╭─ RECORD SET
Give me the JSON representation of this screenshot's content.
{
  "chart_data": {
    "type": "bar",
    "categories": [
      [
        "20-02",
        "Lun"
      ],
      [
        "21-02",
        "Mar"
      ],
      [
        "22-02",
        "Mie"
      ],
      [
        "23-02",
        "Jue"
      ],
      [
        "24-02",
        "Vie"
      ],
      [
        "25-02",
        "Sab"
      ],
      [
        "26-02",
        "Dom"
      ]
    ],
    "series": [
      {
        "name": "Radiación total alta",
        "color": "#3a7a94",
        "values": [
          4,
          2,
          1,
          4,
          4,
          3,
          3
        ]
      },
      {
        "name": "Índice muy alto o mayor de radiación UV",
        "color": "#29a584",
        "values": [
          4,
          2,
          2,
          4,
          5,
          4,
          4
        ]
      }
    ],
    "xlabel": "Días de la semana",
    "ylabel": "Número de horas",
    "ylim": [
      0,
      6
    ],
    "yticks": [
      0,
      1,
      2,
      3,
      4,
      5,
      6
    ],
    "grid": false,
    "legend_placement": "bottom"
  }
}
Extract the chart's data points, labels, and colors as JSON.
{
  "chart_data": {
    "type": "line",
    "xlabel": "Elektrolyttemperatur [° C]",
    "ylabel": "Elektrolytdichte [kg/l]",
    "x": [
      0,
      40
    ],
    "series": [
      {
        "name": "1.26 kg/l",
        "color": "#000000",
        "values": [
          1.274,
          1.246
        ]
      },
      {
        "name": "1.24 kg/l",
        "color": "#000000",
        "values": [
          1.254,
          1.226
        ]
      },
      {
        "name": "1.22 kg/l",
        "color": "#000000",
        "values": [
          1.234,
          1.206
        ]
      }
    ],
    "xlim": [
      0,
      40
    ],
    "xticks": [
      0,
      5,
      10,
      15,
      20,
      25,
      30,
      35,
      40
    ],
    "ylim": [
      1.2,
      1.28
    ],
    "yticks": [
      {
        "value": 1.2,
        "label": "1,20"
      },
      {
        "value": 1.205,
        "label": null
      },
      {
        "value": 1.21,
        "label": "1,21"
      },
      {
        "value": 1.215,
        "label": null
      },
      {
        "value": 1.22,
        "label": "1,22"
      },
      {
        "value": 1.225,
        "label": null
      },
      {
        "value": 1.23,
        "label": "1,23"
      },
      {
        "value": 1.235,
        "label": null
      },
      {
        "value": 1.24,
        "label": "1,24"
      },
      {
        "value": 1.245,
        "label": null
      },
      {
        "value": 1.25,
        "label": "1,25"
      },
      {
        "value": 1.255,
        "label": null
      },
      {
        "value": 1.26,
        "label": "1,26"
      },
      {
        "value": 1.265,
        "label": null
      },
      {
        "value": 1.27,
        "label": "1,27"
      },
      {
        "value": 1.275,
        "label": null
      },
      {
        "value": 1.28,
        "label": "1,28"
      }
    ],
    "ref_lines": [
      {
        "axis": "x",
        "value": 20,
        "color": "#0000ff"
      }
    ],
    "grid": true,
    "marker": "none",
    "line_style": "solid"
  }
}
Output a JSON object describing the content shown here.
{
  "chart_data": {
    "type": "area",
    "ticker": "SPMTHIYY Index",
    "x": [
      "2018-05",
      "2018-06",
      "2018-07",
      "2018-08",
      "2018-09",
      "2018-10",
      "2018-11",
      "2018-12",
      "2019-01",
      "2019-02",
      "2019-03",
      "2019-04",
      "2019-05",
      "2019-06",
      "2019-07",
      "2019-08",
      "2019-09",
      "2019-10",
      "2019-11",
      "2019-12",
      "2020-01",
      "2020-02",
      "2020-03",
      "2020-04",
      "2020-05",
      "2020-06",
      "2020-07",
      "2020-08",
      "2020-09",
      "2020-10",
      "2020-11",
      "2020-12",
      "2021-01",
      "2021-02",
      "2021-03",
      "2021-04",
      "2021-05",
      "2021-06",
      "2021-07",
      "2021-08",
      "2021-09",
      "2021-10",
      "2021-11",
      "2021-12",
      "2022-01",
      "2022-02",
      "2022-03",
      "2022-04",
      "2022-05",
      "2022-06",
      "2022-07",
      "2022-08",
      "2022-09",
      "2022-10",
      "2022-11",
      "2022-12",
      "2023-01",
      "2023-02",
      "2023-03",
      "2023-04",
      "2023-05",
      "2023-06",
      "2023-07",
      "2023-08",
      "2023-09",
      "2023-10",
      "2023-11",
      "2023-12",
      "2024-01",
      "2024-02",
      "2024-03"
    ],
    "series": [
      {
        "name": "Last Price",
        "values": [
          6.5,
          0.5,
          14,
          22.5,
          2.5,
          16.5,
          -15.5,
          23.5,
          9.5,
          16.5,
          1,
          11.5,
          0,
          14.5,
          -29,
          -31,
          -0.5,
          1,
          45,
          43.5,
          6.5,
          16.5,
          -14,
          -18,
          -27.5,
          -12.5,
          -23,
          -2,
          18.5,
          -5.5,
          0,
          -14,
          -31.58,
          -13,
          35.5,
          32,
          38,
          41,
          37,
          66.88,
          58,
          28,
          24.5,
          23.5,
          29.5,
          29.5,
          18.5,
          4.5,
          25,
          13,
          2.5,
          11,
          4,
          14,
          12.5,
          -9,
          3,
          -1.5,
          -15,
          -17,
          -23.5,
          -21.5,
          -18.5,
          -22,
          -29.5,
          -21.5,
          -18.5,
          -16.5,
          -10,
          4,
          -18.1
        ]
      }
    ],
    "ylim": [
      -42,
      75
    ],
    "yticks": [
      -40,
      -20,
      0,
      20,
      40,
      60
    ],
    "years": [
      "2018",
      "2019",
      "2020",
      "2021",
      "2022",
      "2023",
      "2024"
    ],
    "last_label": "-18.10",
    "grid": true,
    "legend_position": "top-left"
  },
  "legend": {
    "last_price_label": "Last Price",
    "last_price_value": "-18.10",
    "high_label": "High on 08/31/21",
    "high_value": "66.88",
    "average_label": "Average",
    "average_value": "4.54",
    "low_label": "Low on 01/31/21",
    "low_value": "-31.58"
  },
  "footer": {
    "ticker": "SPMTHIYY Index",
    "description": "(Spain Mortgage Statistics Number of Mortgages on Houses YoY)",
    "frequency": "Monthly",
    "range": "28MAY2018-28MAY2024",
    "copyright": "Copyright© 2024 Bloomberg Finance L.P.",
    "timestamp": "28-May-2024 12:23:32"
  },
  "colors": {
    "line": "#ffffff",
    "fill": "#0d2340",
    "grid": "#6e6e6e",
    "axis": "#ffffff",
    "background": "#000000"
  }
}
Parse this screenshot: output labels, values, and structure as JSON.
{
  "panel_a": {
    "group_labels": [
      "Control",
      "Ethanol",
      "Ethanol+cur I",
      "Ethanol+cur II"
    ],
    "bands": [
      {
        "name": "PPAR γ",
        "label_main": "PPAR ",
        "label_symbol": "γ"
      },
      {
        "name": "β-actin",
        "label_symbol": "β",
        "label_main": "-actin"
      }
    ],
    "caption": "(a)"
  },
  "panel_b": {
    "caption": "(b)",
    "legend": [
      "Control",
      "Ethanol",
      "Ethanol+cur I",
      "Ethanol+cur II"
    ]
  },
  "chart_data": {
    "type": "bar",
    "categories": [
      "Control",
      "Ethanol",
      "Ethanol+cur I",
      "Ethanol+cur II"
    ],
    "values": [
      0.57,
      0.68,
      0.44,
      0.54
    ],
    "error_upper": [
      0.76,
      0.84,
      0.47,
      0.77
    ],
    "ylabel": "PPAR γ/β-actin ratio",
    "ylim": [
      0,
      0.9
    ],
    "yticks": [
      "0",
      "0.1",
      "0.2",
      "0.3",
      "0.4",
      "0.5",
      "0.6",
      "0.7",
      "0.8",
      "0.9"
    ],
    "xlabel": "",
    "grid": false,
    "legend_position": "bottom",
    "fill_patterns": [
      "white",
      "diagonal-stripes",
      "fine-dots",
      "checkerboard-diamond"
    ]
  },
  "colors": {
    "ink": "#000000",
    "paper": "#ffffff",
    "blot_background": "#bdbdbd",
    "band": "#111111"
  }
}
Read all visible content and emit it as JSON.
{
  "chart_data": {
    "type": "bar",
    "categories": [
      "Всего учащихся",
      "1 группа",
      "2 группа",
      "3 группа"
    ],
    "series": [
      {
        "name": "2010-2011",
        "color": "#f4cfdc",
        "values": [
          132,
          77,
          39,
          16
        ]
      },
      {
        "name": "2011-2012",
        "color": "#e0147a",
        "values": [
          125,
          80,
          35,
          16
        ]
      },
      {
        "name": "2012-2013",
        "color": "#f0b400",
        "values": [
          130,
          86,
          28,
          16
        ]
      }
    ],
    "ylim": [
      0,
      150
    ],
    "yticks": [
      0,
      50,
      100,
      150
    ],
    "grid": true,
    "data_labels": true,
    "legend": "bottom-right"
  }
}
╰─
» AIM
Copy every line that contains the string "this".

» RESPONSE
Give me the JSON representation of this screenshot's content.
Parse this screenshot: output labels, values, and structure as JSON.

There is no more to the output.